- [Directions] In the entries below, find each line with the string "Crude" and copy it.

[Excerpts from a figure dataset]
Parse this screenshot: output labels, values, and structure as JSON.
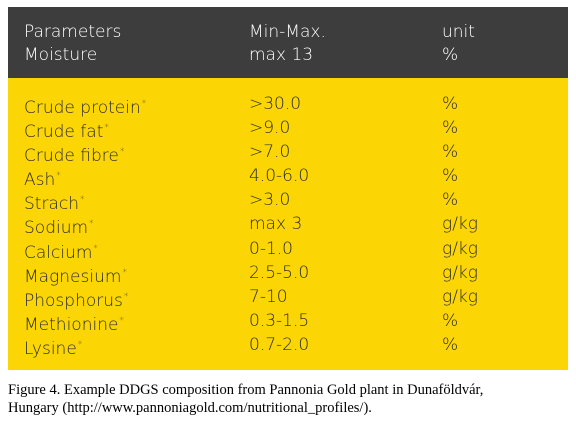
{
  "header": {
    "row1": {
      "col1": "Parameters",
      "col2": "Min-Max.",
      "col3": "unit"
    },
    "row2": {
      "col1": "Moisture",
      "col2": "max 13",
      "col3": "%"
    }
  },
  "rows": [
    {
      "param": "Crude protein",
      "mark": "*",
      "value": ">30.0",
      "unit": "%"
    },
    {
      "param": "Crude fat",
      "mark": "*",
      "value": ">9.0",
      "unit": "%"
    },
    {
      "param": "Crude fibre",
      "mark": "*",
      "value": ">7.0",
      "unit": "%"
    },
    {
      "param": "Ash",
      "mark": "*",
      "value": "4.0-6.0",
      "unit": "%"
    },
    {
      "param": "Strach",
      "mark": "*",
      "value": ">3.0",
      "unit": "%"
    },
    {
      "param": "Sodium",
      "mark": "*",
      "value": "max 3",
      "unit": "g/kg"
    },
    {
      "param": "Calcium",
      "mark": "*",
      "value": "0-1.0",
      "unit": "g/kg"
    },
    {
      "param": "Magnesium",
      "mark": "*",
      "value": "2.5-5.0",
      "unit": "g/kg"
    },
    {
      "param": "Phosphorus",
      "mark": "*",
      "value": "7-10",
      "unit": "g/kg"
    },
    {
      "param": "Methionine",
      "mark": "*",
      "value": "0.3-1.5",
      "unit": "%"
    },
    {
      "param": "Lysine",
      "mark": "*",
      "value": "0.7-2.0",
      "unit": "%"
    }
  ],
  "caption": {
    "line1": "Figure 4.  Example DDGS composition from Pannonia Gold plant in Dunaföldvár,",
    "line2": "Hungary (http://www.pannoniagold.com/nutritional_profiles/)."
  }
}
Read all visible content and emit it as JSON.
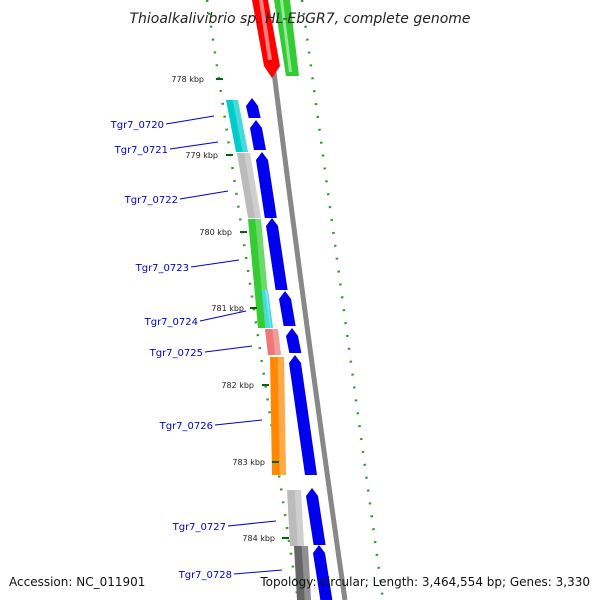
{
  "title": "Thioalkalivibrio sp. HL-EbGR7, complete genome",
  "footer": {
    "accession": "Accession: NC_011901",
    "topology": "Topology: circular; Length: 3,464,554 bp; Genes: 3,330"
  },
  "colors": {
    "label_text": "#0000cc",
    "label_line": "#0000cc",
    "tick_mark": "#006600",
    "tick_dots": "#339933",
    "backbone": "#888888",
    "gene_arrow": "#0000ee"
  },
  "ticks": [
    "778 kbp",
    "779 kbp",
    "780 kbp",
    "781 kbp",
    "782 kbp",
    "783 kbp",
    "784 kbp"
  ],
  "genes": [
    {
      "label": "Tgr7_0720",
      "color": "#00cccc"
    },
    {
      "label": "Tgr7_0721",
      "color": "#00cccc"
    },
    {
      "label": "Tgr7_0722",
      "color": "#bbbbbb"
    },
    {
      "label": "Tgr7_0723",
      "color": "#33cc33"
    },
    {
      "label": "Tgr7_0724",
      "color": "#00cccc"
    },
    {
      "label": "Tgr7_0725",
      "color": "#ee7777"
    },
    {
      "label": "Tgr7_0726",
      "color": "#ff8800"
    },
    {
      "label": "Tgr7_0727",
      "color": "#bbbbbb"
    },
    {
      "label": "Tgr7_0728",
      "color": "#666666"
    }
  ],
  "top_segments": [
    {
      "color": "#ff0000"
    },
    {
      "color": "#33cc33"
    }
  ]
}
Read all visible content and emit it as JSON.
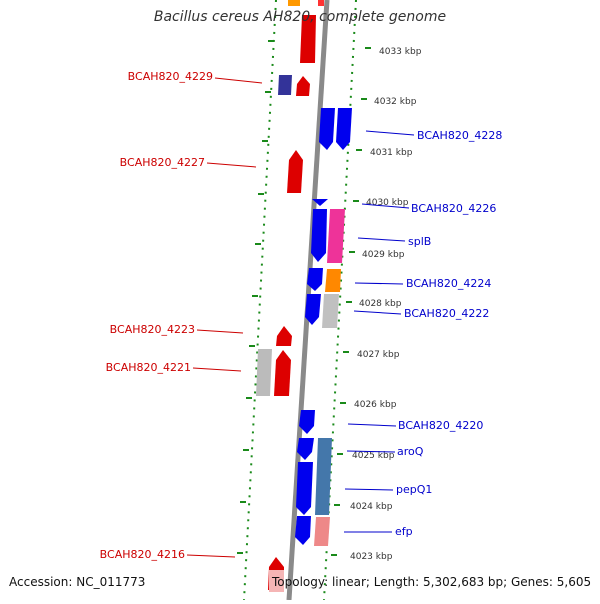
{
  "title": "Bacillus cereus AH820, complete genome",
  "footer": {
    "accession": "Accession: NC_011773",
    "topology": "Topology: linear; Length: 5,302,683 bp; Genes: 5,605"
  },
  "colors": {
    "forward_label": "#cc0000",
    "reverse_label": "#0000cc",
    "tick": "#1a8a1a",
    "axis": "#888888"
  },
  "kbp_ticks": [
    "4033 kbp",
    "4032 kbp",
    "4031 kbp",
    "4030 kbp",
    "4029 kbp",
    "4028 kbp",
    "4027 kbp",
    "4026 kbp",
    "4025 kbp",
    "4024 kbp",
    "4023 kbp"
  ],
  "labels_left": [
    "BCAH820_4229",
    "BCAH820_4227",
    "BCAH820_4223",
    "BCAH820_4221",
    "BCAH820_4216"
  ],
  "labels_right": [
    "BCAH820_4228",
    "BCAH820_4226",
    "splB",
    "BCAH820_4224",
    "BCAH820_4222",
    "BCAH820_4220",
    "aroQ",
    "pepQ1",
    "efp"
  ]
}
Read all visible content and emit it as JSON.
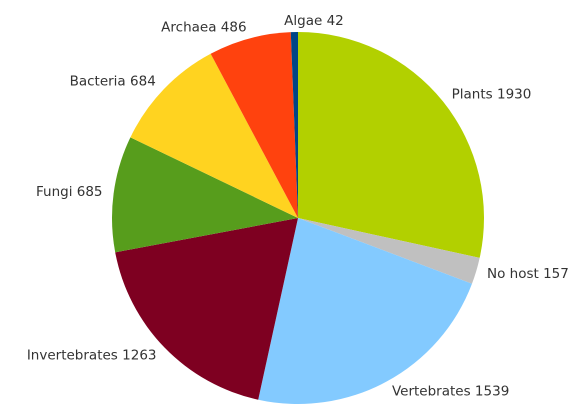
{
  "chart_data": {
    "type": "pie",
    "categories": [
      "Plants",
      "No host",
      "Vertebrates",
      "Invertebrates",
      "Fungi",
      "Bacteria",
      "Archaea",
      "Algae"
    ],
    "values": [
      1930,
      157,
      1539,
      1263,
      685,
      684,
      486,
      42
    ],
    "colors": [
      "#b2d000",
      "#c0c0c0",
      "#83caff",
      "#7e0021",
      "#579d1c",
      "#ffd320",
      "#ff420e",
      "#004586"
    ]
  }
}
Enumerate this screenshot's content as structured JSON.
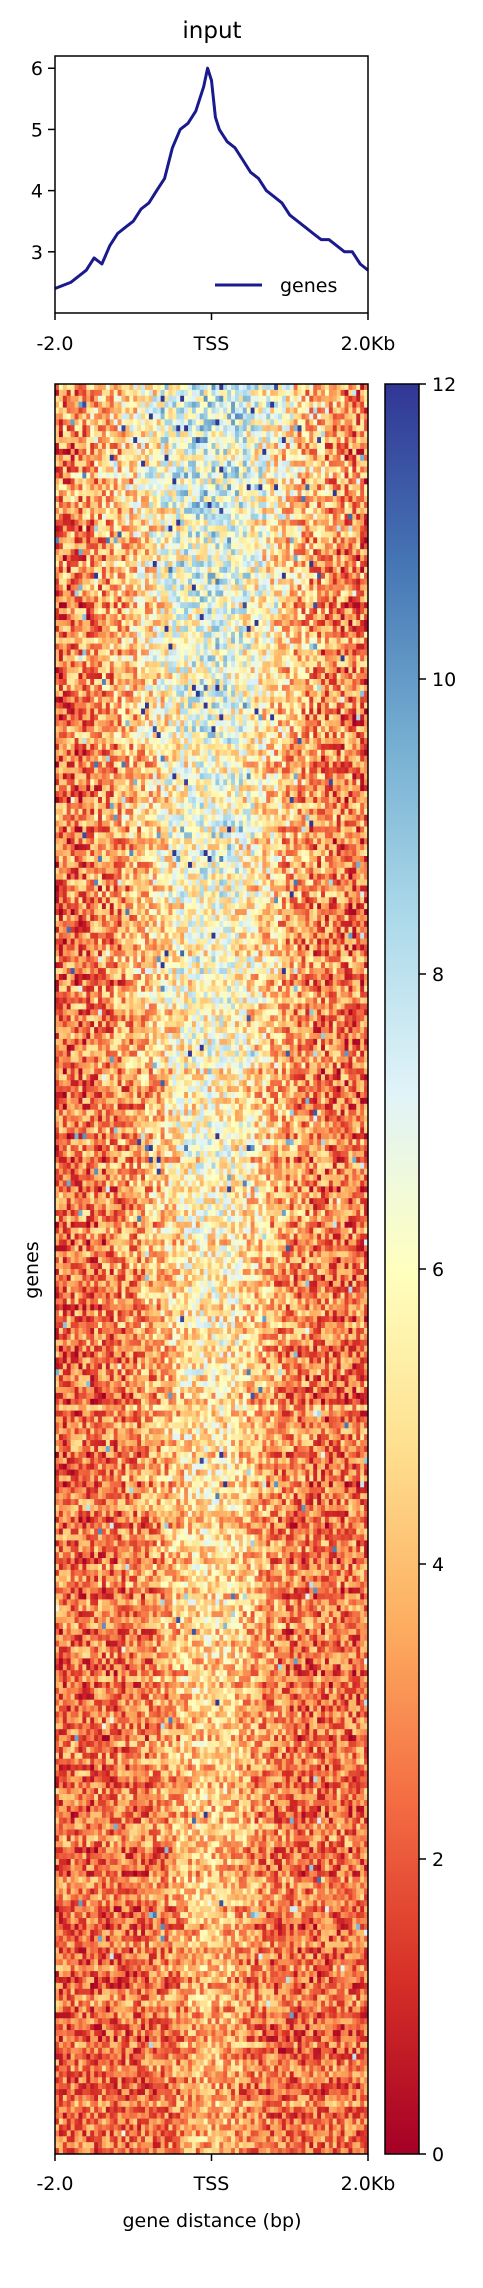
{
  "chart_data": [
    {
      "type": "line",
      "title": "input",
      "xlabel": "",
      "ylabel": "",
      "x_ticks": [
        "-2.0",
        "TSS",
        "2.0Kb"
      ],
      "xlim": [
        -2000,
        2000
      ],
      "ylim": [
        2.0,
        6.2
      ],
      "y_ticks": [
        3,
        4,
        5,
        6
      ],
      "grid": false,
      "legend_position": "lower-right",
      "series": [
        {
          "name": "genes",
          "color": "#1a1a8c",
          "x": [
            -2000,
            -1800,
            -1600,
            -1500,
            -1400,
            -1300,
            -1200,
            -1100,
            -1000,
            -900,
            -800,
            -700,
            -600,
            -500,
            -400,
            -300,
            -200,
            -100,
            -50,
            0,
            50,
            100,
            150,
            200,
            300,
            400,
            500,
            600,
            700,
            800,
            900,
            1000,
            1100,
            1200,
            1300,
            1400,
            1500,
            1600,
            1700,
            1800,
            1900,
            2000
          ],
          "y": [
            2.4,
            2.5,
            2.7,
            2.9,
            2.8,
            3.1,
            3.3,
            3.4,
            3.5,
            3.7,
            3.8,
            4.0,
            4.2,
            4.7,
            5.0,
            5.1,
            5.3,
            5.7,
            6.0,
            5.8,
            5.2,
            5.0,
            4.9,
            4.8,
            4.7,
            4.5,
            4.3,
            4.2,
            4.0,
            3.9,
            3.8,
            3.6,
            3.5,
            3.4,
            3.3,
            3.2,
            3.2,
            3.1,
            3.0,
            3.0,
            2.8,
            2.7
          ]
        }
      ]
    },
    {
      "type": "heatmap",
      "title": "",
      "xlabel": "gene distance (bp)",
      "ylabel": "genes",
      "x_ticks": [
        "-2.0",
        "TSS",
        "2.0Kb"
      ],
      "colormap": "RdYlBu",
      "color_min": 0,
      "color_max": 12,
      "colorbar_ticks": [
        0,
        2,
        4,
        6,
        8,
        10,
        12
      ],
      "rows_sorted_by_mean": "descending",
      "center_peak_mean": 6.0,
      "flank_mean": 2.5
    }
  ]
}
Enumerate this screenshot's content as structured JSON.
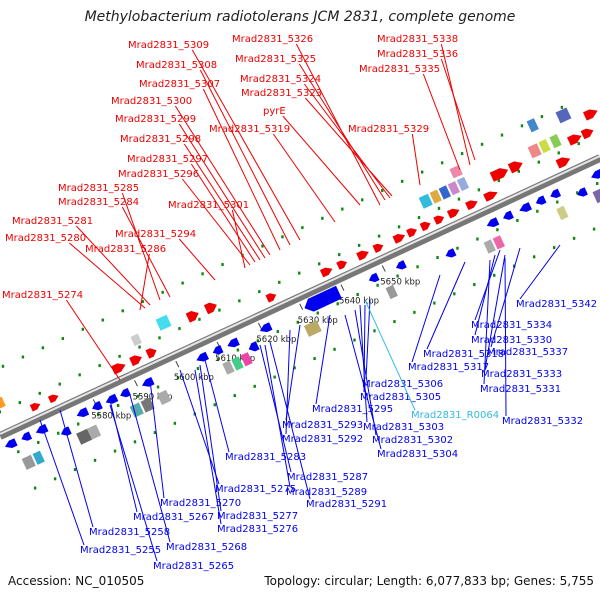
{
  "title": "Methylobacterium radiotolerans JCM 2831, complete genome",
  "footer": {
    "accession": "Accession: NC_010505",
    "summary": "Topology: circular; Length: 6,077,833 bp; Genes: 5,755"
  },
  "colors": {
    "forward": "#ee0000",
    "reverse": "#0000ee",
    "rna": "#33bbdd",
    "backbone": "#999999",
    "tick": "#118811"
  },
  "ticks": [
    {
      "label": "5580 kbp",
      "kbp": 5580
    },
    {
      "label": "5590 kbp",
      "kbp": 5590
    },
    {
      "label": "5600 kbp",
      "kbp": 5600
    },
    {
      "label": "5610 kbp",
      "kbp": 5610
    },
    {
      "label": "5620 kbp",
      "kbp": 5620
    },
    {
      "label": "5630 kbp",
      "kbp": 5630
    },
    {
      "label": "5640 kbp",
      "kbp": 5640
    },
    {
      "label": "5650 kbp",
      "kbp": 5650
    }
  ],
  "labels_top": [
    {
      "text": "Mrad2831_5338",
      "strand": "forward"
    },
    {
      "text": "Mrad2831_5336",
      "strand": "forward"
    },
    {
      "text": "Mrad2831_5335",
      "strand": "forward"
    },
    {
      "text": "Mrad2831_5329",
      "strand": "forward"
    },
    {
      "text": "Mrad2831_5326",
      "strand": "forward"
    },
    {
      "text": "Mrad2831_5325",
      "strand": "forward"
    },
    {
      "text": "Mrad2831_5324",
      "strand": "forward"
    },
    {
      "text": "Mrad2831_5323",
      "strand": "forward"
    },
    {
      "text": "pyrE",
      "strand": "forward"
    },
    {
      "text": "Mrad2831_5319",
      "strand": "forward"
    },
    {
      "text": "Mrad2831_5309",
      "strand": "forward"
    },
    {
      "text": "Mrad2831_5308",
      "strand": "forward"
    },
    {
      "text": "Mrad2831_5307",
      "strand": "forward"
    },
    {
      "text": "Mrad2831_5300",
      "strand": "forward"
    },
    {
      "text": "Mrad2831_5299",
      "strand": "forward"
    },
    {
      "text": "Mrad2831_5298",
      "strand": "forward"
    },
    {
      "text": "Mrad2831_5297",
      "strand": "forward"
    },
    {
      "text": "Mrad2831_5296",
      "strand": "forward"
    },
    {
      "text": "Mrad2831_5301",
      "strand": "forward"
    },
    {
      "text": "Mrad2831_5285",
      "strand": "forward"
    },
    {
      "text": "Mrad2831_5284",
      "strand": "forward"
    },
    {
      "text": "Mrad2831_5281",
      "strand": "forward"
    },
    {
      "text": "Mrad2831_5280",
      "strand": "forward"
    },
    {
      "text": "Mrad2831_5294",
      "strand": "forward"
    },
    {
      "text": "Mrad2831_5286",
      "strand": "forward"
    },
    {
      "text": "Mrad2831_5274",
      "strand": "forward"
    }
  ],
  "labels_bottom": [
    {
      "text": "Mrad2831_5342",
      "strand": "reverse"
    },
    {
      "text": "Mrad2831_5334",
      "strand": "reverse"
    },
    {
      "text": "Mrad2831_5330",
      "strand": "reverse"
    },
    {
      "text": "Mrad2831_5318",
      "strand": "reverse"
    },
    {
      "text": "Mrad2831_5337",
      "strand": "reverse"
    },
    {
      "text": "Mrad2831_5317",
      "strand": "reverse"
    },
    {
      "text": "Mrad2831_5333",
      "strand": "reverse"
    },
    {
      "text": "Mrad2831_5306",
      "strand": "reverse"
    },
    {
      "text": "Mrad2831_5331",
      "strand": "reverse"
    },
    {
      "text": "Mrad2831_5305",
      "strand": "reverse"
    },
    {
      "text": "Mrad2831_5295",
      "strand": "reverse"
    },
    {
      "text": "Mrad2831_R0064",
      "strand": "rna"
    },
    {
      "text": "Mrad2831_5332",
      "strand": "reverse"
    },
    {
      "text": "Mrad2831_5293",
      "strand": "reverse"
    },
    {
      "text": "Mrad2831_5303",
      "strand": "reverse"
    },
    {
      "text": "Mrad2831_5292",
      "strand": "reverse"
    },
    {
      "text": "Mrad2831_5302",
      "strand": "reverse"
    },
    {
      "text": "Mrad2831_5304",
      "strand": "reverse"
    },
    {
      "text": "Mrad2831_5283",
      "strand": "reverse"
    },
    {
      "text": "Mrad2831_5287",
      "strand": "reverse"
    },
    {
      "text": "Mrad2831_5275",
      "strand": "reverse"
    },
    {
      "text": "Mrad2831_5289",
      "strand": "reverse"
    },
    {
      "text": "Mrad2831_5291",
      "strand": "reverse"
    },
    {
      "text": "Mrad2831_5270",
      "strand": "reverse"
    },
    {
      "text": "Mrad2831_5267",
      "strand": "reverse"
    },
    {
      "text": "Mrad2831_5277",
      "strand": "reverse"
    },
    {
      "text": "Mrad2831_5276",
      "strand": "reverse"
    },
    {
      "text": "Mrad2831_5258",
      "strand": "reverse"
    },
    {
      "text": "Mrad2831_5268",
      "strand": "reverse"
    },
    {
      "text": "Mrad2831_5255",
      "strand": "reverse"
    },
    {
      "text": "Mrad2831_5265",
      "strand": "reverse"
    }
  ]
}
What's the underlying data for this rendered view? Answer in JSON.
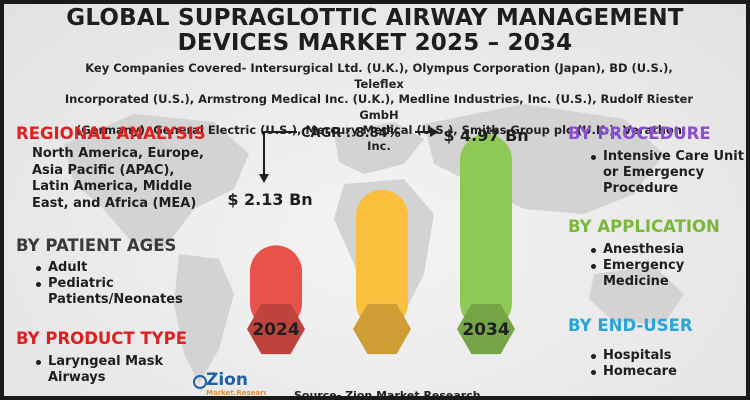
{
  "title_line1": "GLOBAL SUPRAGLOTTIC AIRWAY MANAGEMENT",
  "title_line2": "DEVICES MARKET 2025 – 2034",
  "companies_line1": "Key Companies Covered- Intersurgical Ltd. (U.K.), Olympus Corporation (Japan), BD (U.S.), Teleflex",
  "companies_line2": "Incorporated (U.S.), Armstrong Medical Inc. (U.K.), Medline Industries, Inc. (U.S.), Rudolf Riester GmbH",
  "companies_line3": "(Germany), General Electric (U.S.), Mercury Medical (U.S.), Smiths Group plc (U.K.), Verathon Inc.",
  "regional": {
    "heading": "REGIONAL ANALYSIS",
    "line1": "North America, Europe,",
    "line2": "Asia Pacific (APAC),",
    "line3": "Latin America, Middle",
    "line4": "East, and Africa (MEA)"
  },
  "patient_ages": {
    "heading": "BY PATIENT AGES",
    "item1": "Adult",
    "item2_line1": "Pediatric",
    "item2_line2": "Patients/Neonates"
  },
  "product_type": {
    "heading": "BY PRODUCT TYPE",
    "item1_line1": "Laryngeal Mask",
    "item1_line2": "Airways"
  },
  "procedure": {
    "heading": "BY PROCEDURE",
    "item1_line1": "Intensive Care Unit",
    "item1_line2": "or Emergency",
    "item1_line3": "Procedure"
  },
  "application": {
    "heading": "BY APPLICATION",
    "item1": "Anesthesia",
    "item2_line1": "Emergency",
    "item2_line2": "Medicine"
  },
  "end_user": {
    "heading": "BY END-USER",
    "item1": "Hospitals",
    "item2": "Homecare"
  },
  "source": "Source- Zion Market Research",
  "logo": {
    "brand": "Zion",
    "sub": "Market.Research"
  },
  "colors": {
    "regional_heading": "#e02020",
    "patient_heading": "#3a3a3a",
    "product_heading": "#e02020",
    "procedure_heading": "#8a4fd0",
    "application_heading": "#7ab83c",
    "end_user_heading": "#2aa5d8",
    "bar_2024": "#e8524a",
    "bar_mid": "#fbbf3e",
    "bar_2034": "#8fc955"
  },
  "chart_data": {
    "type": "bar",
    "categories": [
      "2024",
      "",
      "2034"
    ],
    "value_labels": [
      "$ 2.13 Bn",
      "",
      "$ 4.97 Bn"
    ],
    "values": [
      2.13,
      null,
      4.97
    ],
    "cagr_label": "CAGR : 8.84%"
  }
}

- [Output]
      "param": "Crude protein",
      "param": "Crude fat",
      "param": "Crude fibre",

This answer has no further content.